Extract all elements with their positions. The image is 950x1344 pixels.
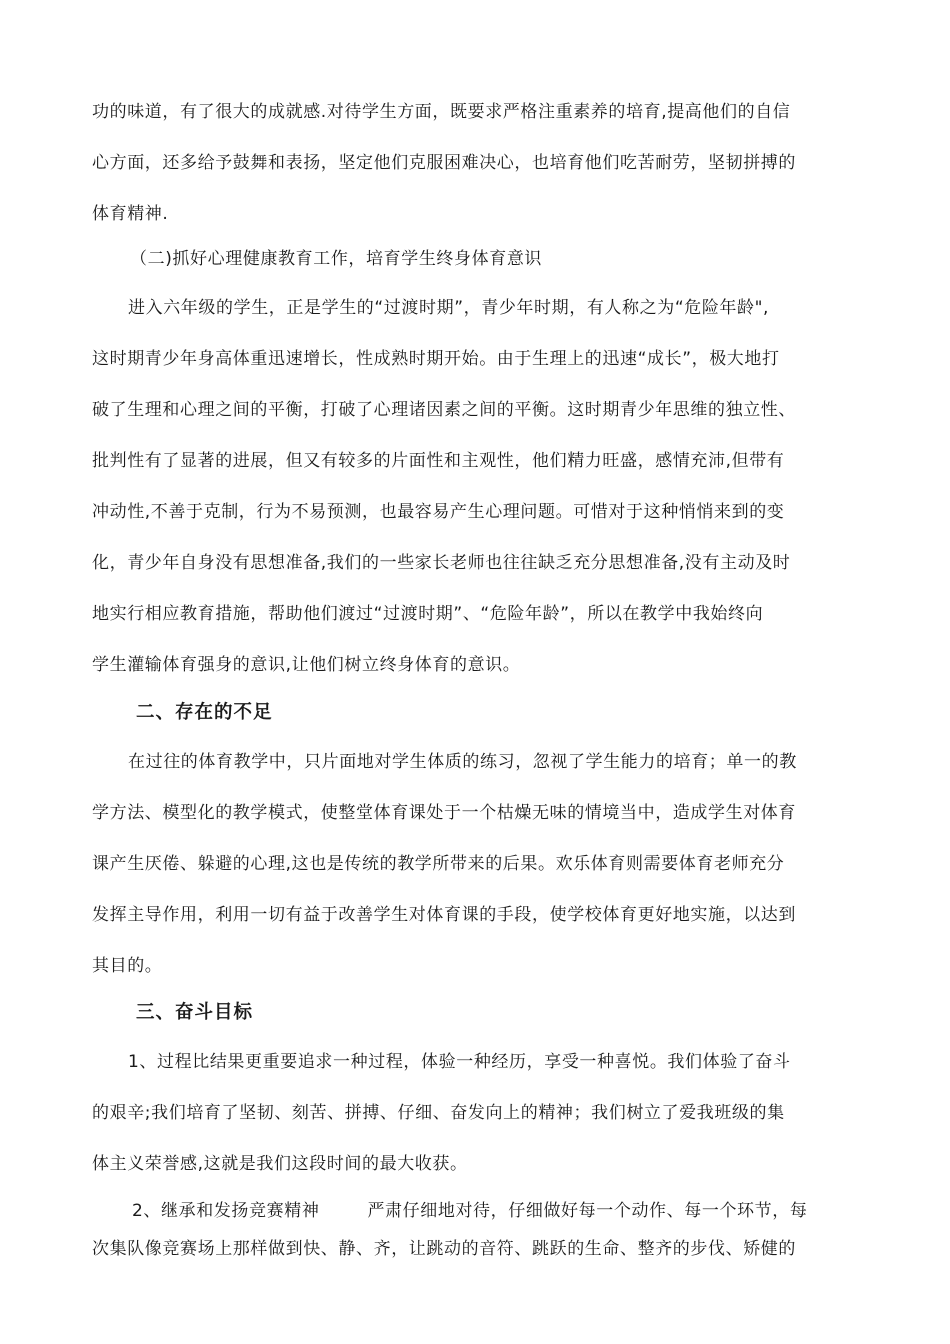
________
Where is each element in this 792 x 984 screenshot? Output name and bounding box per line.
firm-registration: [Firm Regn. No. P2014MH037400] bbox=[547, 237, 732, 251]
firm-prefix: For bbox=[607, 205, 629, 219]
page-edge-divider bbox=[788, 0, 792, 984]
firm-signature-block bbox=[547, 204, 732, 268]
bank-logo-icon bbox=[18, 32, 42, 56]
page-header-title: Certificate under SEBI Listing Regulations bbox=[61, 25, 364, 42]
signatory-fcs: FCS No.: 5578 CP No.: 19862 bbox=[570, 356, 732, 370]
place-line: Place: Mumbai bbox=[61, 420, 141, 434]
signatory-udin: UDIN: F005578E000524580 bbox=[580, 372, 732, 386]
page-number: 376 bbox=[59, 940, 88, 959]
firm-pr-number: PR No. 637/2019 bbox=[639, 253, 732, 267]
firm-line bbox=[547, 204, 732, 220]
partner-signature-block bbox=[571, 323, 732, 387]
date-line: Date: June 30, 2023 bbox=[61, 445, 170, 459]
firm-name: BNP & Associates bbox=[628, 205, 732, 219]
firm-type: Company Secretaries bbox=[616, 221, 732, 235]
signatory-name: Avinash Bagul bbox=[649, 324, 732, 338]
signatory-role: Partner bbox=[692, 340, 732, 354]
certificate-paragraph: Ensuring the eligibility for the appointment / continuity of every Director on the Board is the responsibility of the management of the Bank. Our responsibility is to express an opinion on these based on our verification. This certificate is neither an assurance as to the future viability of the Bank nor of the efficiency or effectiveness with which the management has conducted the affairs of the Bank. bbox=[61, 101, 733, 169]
________
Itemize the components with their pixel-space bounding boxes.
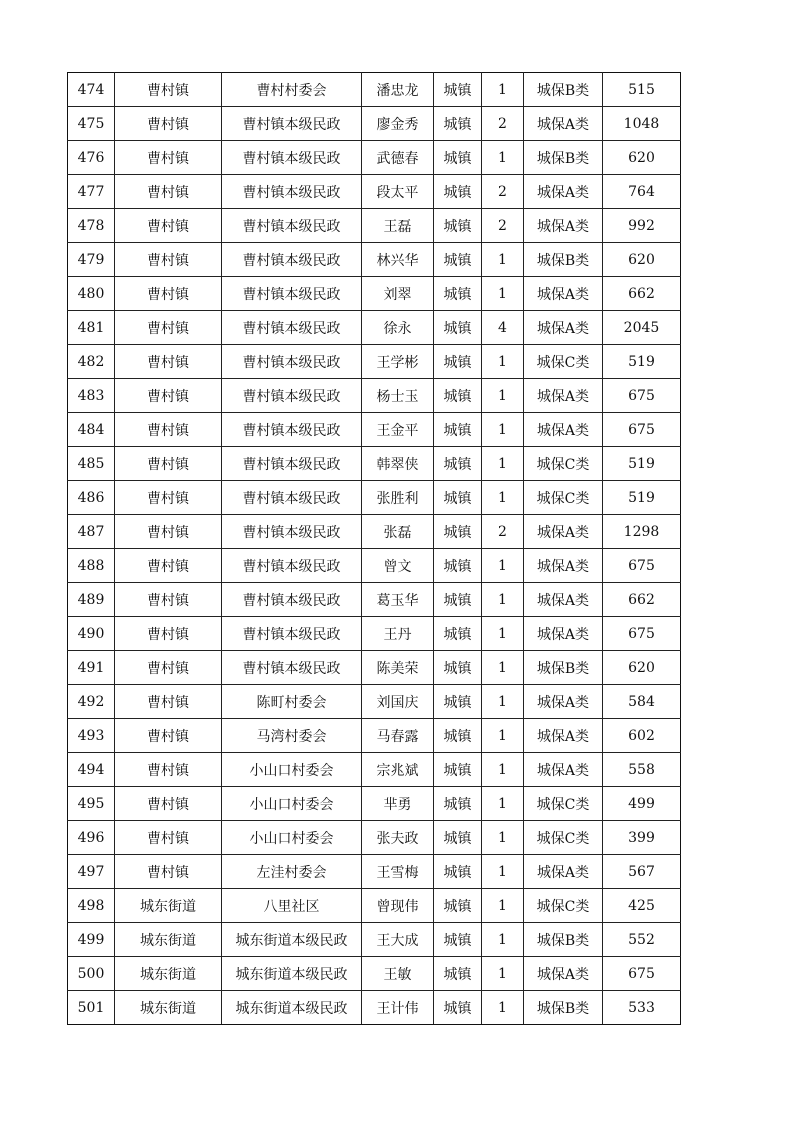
________
Given request = Copy the stretch of lines from the one containing "Where is each" through the one containing "date-line: Date: June", leaving everything identical.

Exercise answer =
Where is each element in this 792 x 984 screenshot? Output name and bounding box per line.
firm-registration: [Firm Regn. No. P2014MH037400] bbox=[547, 237, 732, 251]
firm-prefix: For bbox=[607, 205, 629, 219]
page-edge-divider bbox=[788, 0, 792, 984]
firm-signature-block bbox=[547, 204, 732, 268]
bank-logo-icon bbox=[18, 32, 42, 56]
page-header-title: Certificate under SEBI Listing Regulations bbox=[61, 25, 364, 42]
signatory-fcs: FCS No.: 5578 CP No.: 19862 bbox=[570, 356, 732, 370]
place-line: Place: Mumbai bbox=[61, 420, 141, 434]
signatory-udin: UDIN: F005578E000524580 bbox=[580, 372, 732, 386]
page-number: 376 bbox=[59, 940, 88, 959]
firm-pr-number: PR No. 637/2019 bbox=[639, 253, 732, 267]
firm-line bbox=[547, 204, 732, 220]
partner-signature-block bbox=[571, 323, 732, 387]
date-line: Date: June 30, 2023 bbox=[61, 445, 170, 459]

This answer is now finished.